- Yönerge
Aşağıdaki meclis konuşmasında "Şimdi, basından öğrendiğimiz" sözleriyle başlayıp "Millet güveniyor, millet." sözlerine kadar devam eden bölümü hiçbir değişiklik yapmadan yineleyin.

Şimdi, Sayın Bakana soruyorum -geçmişte avukatlık yaptı- buradaki
bütün hukukçu arkadaşlarıma soruyorum: Kartal’da Başbakan aleyhine karar
çıkaran hâkim -kararları geç yazdığı nedeniyle- hakkında soruşturma açılıyor.
Şimdi, basından öğrendiğimiz kadarıyla -ters biliyorsak Sayın Bakan bizi
bilgilendirsin- Osman Kaçmaz hakkında aynı şekilde, kararları geç yazdığı
nedeniyle soruşturma açılıyor. Şimdi, bu ülkede Sayın Bakan çıksın bu kürsüde
söylesin. Arkadaşlarımız, avukatlar var. Kararları zamanında yazan bir tek
hâkim var mı?
Değerli arkadaşlarım, şimdi, bu uygulamalar olurken biz AKP’nin
iktidarına, AKP’nin yönetimine nasıl güveneceğiz? Güven vermek sizin göreviniz
değil mi arkadaşlar? Eğer bu tesadüfse bu kadar mı tesadüf olur?
AHMET YENİ (Samsun) – Millet güveniyor, millet.
ALİ RIZA ÖZTÜRK (Devamla) – Milletin güvenip güvenmediğini
göreceğiz.

- Listeden Bölüm
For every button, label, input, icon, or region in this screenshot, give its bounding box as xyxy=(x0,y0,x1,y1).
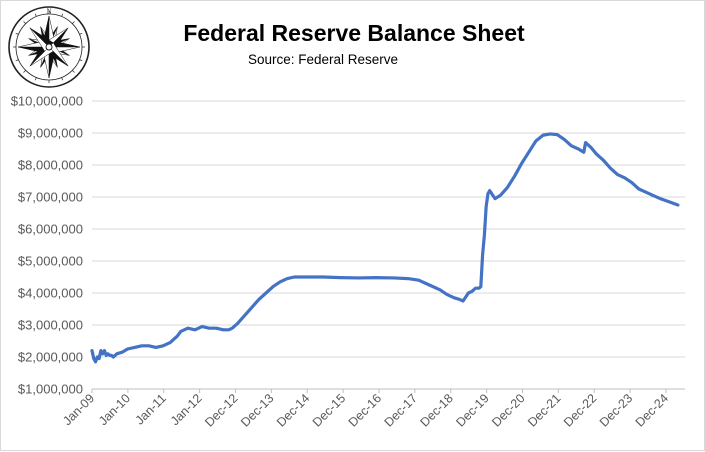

- Çözümlü Cevap
Şimdi, basından öğrendiğimiz kadarıyla -ters biliyorsak Sayın Bakan bizi
bilgilendirsin- Osman Kaçmaz hakkında aynı şekilde, kararları geç yazdığı
nedeniyle soruşturma açılıyor. Şimdi, bu ülkede Sayın Bakan çıksın bu kürsüde
söylesin. Arkadaşlarımız, avukatlar var. Kararları zamanında yazan bir tek
hâkim var mı?
Değerli arkadaşlarım, şimdi, bu uygulamalar olurken biz AKP’nin
iktidarına, AKP’nin yönetimine nasıl güveneceğiz? Güven vermek sizin göreviniz
değil mi arkadaşlar? Eğer bu tesadüfse bu kadar mı tesadüf olur?
AHMET YENİ (Samsun) – Millet güveniyor, millet.